INSTRUCTIONS FOR THE TASK: Copy out every line of the records below word for word, leaving out the pictures.

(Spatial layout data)

"""

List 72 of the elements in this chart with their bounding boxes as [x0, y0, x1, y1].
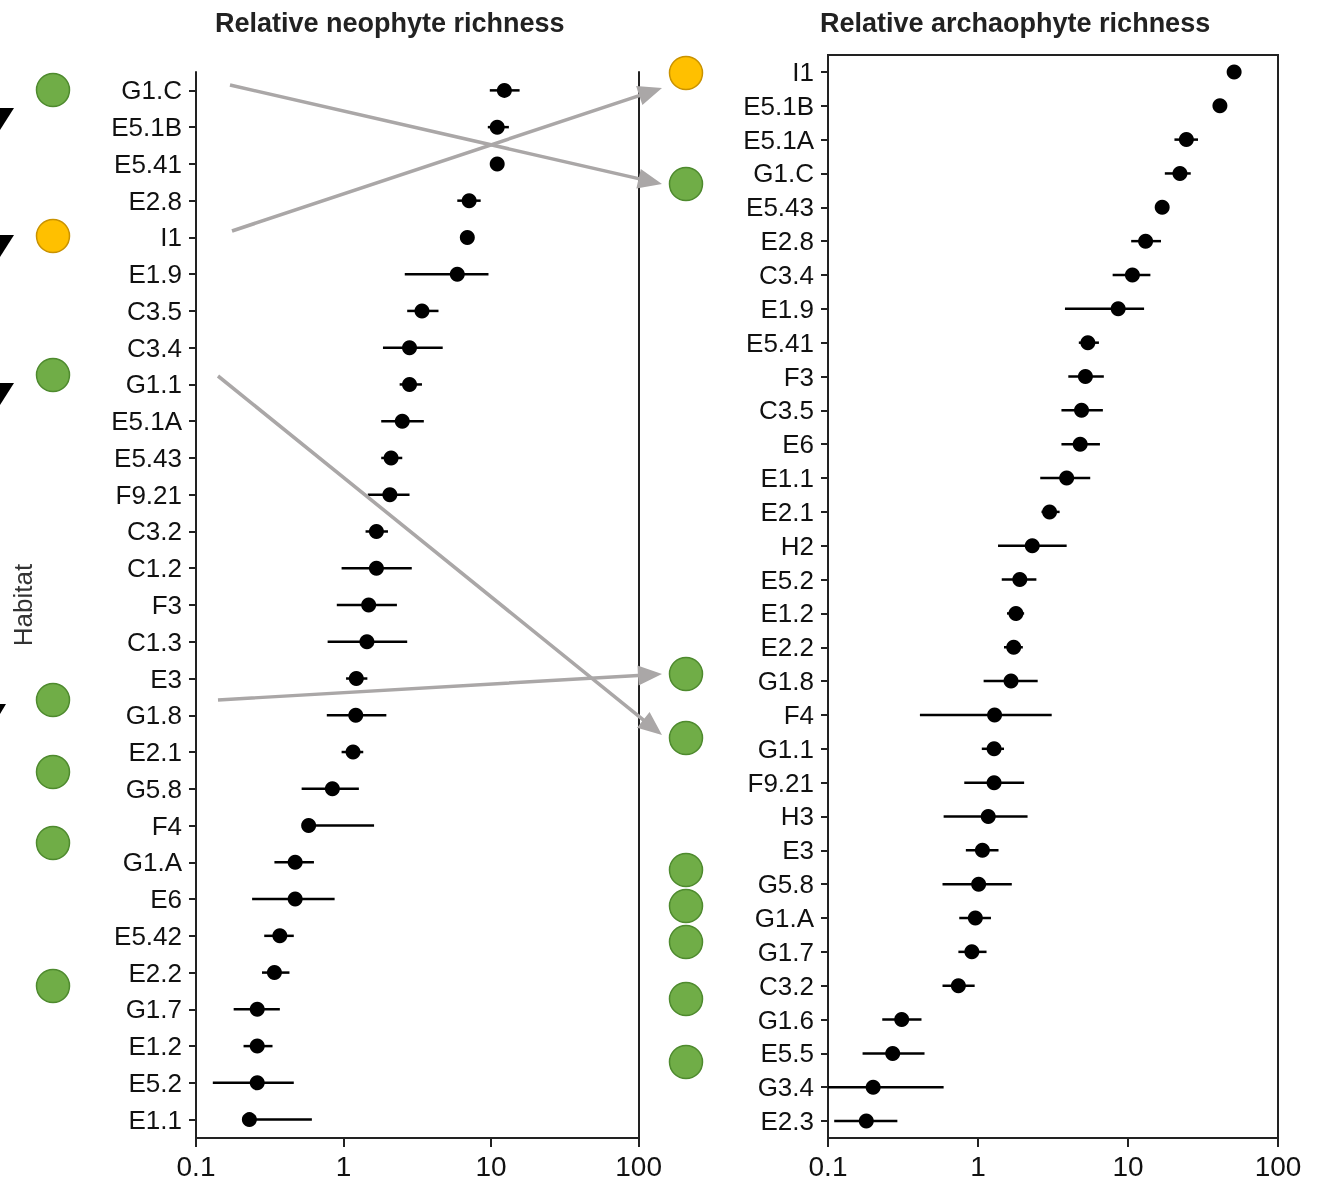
- y-tick-label: F4: [151, 810, 182, 841]
- y-tick-label: E6: [150, 884, 182, 915]
- x-tick-label: 1: [335, 1150, 352, 1182]
- y-tick-label: E5.41: [114, 148, 182, 179]
- y-tick-label: E1.2: [128, 1031, 182, 1062]
- y-tick-label: G5.8: [125, 773, 182, 804]
- x-tick-label: 1: [970, 1150, 986, 1182]
- y-tick-label: H3: [780, 801, 814, 832]
- y-tick-label: E2.2: [760, 632, 814, 663]
- y-tick-label: G1.A: [754, 903, 815, 934]
- y-tick-label: C3.4: [127, 332, 182, 363]
- y-tick-label: H2: [780, 530, 814, 561]
- y-tick-label: G1.A: [122, 847, 183, 878]
- y-tick-label: C3.4: [759, 259, 814, 290]
- x-tick-label: 0.1: [808, 1150, 848, 1182]
- x-tick-label: 100: [1254, 1150, 1302, 1182]
- y-tick-label: G1.C: [121, 75, 182, 106]
- x-tick-label: 10: [1112, 1150, 1144, 1182]
- y-tick-label: E1.9: [760, 293, 814, 324]
- y-tick-label: E5.41: [746, 327, 814, 358]
- y-tick-label: E1.2: [760, 598, 814, 629]
- y-tick-label: E5.42: [114, 920, 182, 951]
- y-tick-label: E5.1A: [111, 406, 183, 437]
- y-tick-label: E2.8: [760, 226, 814, 257]
- y-tick-label: E5.2: [760, 564, 814, 595]
- y-tick-label: C3.2: [127, 516, 182, 547]
- y-tick-label: E3: [150, 663, 182, 694]
- y-tick-label: E2.3: [760, 1106, 814, 1137]
- y-tick-label: G1.1: [125, 369, 182, 400]
- y-tick-label: E5.1B: [743, 90, 814, 121]
- y-tick-label: E1.1: [128, 1104, 182, 1135]
- y-tick-label: E6: [782, 429, 814, 460]
- y-tick-label: E5.1B: [111, 112, 182, 143]
- y-tick-label: E2.1: [760, 496, 814, 527]
- y-tick-label: G5.8: [757, 869, 814, 900]
- y-tick-label: G1.7: [757, 936, 814, 967]
- y-tick-label: F9.21: [115, 479, 182, 510]
- y-tick-label: I1: [160, 222, 182, 253]
- y-tick-label: C1.2: [127, 553, 182, 584]
- y-tick-label: E3: [782, 835, 814, 866]
- y-tick-label: E5.5: [760, 1038, 814, 1069]
- y-tick-label: E5.43: [746, 192, 814, 223]
- y-tick-label: E5.43: [114, 442, 182, 473]
- y-tick-label: E5.1A: [743, 124, 815, 155]
- y-tick-label: G1.C: [753, 158, 814, 189]
- y-tick-label: F4: [783, 699, 814, 730]
- y-tick-label: G1.7: [125, 994, 182, 1025]
- y-tick-label: F9.21: [747, 767, 814, 798]
- y-tick-label: C1.3: [127, 626, 182, 657]
- y-tick-label: E1.9: [128, 259, 182, 290]
- y-tick-label: E1.1: [760, 463, 814, 494]
- y-tick-label: G1.6: [757, 1004, 814, 1035]
- y-tick-label: C3.5: [127, 295, 182, 326]
- y-axis-title: Habitat: [8, 563, 38, 647]
- chart-title: Relative archaophyte richness: [820, 7, 1211, 38]
- y-tick-label: E2.1: [128, 737, 182, 768]
- y-tick-label: F3: [151, 590, 182, 620]
- y-tick-label: G1.1: [757, 733, 814, 764]
- chart-title: Relative neophyte richness: [215, 7, 565, 38]
- y-tick-label: E2.2: [128, 957, 182, 988]
- y-tick-label: E5.2: [128, 1067, 182, 1098]
- x-tick-label: 100: [615, 1150, 662, 1182]
- x-tick-label: 10: [475, 1150, 507, 1182]
- y-tick-label: G3.4: [757, 1072, 814, 1103]
- y-tick-label: E2.8: [128, 185, 182, 216]
- y-tick-label: F3: [783, 361, 814, 392]
- y-tick-label: C3.5: [759, 395, 814, 426]
- x-tick-label: 0.1: [176, 1150, 216, 1182]
- y-tick-label: I1: [792, 56, 814, 87]
- y-tick-label: C3.2: [759, 970, 814, 1001]
- y-tick-label: G1.8: [757, 666, 814, 697]
- y-tick-label: G1.8: [125, 700, 182, 731]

"""

TASK RESPONSE:
List 72 of the elements in this chart with their bounding boxes as [x0, y0, x1, y1].
- y-tick-label: F4: [151, 810, 182, 841]
- y-tick-label: E6: [150, 884, 182, 915]
- x-tick-label: 1: [335, 1150, 352, 1182]
- y-tick-label: E5.41: [114, 148, 182, 179]
- y-tick-label: E1.2: [128, 1031, 182, 1062]
- y-tick-label: G5.8: [125, 773, 182, 804]
- x-tick-label: 1: [970, 1150, 986, 1182]
- y-tick-label: H3: [780, 801, 814, 832]
- y-tick-label: E2.2: [760, 632, 814, 663]
- y-tick-label: G1.A: [754, 903, 815, 934]
- y-tick-label: C3.4: [127, 332, 182, 363]
- y-tick-label: H2: [780, 530, 814, 561]
- y-tick-label: G1.A: [122, 847, 183, 878]
- y-tick-label: C3.4: [759, 259, 814, 290]
- x-tick-label: 0.1: [808, 1150, 848, 1182]
- x-tick-label: 100: [1254, 1150, 1302, 1182]
- y-tick-label: G1.C: [121, 75, 182, 106]
- x-tick-label: 10: [1112, 1150, 1144, 1182]
- y-tick-label: E1.9: [760, 293, 814, 324]
- y-tick-label: E5.41: [746, 327, 814, 358]
- y-tick-label: E1.2: [760, 598, 814, 629]
- y-tick-label: E5.42: [114, 920, 182, 951]
- y-tick-label: E5.1A: [111, 406, 183, 437]
- y-tick-label: E2.8: [760, 226, 814, 257]
- y-tick-label: E5.2: [760, 564, 814, 595]
- y-tick-label: C3.2: [127, 516, 182, 547]
- y-tick-label: E3: [150, 663, 182, 694]
- y-tick-label: E2.3: [760, 1106, 814, 1137]
- y-tick-label: G1.1: [125, 369, 182, 400]
- y-tick-label: E5.1B: [743, 90, 814, 121]
- y-tick-label: E1.1: [128, 1104, 182, 1135]
- y-tick-label: E6: [782, 429, 814, 460]
- y-tick-label: E5.1B: [111, 112, 182, 143]
- y-tick-label: E2.1: [760, 496, 814, 527]
- y-tick-label: G5.8: [757, 869, 814, 900]
- y-tick-label: G1.7: [757, 936, 814, 967]
- y-tick-label: F9.21: [115, 479, 182, 510]
- y-tick-label: I1: [160, 222, 182, 253]
- y-tick-label: C1.2: [127, 553, 182, 584]
- y-tick-label: E3: [782, 835, 814, 866]
- y-tick-label: E5.5: [760, 1038, 814, 1069]
- y-tick-label: E5.43: [746, 192, 814, 223]
- y-tick-label: E5.43: [114, 442, 182, 473]
- y-tick-label: E5.1A: [743, 124, 815, 155]
- y-tick-label: G1.C: [753, 158, 814, 189]
- y-tick-label: F4: [783, 699, 814, 730]
- y-tick-label: G1.7: [125, 994, 182, 1025]
- y-tick-label: F9.21: [747, 767, 814, 798]
- y-tick-label: C1.3: [127, 626, 182, 657]
- y-tick-label: E1.9: [128, 259, 182, 290]
- y-tick-label: E1.1: [760, 463, 814, 494]
- y-tick-label: G1.6: [757, 1004, 814, 1035]
- y-tick-label: C3.5: [127, 295, 182, 326]
- y-axis-title: Habitat: [8, 563, 38, 647]
- chart-title: Relative archaophyte richness: [820, 7, 1211, 38]
- y-tick-label: E2.1: [128, 737, 182, 768]
- y-tick-label: F3: [151, 590, 182, 620]
- y-tick-label: G1.1: [757, 733, 814, 764]
- chart-title: Relative neophyte richness: [215, 7, 565, 38]
- y-tick-label: E2.2: [128, 957, 182, 988]
- y-tick-label: E5.2: [128, 1067, 182, 1098]
- x-tick-label: 100: [615, 1150, 662, 1182]
- x-tick-label: 10: [475, 1150, 507, 1182]
- y-tick-label: G3.4: [757, 1072, 814, 1103]
- y-tick-label: E2.8: [128, 185, 182, 216]
- y-tick-label: F3: [783, 361, 814, 392]
- y-tick-label: C3.5: [759, 395, 814, 426]
- x-tick-label: 0.1: [176, 1150, 216, 1182]
- y-tick-label: I1: [792, 56, 814, 87]
- y-tick-label: C3.2: [759, 970, 814, 1001]
- y-tick-label: G1.8: [757, 666, 814, 697]
- y-tick-label: G1.8: [125, 700, 182, 731]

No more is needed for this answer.